* [EXTRACTED ENTRIES]

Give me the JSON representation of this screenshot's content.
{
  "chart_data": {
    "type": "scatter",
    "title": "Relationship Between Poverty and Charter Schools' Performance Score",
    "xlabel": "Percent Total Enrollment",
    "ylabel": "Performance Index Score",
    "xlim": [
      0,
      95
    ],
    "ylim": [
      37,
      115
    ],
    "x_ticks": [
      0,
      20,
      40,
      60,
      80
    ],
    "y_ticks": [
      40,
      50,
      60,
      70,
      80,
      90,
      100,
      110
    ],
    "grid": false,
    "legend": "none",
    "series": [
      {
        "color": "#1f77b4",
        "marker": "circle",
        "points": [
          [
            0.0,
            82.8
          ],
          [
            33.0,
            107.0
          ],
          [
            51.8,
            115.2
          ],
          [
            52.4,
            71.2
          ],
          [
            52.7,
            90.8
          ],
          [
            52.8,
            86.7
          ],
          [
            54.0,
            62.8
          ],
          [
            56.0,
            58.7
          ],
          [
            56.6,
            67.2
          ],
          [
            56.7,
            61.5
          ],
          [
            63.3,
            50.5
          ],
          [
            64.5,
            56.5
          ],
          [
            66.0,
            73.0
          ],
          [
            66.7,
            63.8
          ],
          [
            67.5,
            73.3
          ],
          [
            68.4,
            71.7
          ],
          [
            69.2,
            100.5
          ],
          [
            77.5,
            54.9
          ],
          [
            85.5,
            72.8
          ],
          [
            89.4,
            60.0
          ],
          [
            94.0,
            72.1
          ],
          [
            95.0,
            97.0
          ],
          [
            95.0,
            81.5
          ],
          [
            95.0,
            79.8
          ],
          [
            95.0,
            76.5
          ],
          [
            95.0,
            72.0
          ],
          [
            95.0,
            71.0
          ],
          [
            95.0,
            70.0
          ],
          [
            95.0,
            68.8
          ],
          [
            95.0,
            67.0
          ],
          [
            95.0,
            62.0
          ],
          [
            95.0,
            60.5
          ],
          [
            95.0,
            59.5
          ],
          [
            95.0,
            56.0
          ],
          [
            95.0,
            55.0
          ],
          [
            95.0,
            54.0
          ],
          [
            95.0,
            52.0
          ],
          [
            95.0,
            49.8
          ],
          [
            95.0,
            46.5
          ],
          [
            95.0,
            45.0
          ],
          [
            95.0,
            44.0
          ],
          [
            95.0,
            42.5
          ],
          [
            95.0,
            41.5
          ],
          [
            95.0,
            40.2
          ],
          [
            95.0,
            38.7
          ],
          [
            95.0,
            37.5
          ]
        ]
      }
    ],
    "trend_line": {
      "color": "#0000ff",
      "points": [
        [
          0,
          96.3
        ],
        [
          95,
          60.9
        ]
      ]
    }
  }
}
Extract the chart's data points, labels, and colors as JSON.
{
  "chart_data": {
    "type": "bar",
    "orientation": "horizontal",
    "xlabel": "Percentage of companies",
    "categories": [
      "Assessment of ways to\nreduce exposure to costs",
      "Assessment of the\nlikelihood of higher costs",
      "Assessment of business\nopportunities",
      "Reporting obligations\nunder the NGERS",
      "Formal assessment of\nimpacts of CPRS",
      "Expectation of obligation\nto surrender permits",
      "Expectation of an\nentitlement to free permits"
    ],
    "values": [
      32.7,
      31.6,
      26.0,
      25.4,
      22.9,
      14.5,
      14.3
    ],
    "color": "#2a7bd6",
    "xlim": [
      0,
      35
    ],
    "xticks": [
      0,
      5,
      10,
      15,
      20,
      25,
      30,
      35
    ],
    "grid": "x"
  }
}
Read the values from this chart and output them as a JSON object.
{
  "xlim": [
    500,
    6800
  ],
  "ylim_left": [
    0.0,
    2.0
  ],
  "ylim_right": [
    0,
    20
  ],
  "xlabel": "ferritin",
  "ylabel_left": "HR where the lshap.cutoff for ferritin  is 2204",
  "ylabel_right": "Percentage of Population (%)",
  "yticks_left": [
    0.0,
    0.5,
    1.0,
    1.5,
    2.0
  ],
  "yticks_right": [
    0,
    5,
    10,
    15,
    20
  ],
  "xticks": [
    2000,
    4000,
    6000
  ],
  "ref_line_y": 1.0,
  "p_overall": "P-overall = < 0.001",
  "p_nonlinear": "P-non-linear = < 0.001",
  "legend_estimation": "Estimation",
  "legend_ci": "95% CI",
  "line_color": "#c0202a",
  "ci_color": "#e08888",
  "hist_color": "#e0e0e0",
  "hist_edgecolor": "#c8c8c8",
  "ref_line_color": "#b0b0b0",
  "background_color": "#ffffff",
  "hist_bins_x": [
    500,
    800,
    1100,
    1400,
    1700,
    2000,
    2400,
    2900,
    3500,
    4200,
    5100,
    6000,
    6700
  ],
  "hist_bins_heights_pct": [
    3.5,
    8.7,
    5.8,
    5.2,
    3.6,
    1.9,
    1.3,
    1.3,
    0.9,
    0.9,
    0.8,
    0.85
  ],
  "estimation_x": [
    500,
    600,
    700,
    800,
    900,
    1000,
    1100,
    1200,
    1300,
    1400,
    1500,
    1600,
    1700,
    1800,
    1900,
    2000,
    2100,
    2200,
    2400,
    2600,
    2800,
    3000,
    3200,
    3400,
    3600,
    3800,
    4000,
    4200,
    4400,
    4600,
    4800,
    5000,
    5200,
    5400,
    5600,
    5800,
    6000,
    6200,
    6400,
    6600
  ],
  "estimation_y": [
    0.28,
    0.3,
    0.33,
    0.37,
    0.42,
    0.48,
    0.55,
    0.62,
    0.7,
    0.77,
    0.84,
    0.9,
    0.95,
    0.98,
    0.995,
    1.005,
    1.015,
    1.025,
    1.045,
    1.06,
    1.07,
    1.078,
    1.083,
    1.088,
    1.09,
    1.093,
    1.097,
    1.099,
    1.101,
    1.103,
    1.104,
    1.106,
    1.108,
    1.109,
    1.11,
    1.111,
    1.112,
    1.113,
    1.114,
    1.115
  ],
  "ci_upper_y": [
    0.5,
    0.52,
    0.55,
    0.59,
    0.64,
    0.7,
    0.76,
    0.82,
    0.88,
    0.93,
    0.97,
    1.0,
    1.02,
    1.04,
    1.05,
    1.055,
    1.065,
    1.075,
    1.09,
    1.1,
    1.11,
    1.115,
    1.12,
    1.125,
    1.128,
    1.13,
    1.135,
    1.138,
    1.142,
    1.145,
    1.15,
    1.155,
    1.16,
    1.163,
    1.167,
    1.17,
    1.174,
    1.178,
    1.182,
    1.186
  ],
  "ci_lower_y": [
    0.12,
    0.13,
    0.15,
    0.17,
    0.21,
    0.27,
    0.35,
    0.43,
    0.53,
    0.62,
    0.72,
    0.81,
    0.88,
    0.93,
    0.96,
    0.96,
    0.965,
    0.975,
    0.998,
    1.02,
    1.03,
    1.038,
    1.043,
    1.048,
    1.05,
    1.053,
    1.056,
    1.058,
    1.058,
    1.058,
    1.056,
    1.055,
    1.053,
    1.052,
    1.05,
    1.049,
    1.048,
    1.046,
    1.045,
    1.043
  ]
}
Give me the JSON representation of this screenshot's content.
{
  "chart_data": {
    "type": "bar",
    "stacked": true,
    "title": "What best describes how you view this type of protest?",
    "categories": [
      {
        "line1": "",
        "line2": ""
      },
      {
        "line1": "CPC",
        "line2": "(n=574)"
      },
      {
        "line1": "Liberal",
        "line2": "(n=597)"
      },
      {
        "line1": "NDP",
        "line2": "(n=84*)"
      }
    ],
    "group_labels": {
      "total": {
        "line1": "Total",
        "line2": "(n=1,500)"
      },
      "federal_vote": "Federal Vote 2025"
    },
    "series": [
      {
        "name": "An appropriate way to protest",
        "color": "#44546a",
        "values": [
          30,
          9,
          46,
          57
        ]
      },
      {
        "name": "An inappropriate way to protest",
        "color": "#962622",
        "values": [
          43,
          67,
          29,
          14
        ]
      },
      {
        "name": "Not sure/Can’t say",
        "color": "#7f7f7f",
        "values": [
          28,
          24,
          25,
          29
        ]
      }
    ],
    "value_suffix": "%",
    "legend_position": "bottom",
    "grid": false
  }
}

* [PROBLEM DESCRIPTION]
Copy every line above that holds the word "this".

* [WRITTEN ANSWER]
Give me the JSON representation of this screenshot's content.
Read the values from this chart and output them as a JSON object.
Give me the JSON representation of this screenshot's content.
    "title": "What best describes how you view this type of protest?",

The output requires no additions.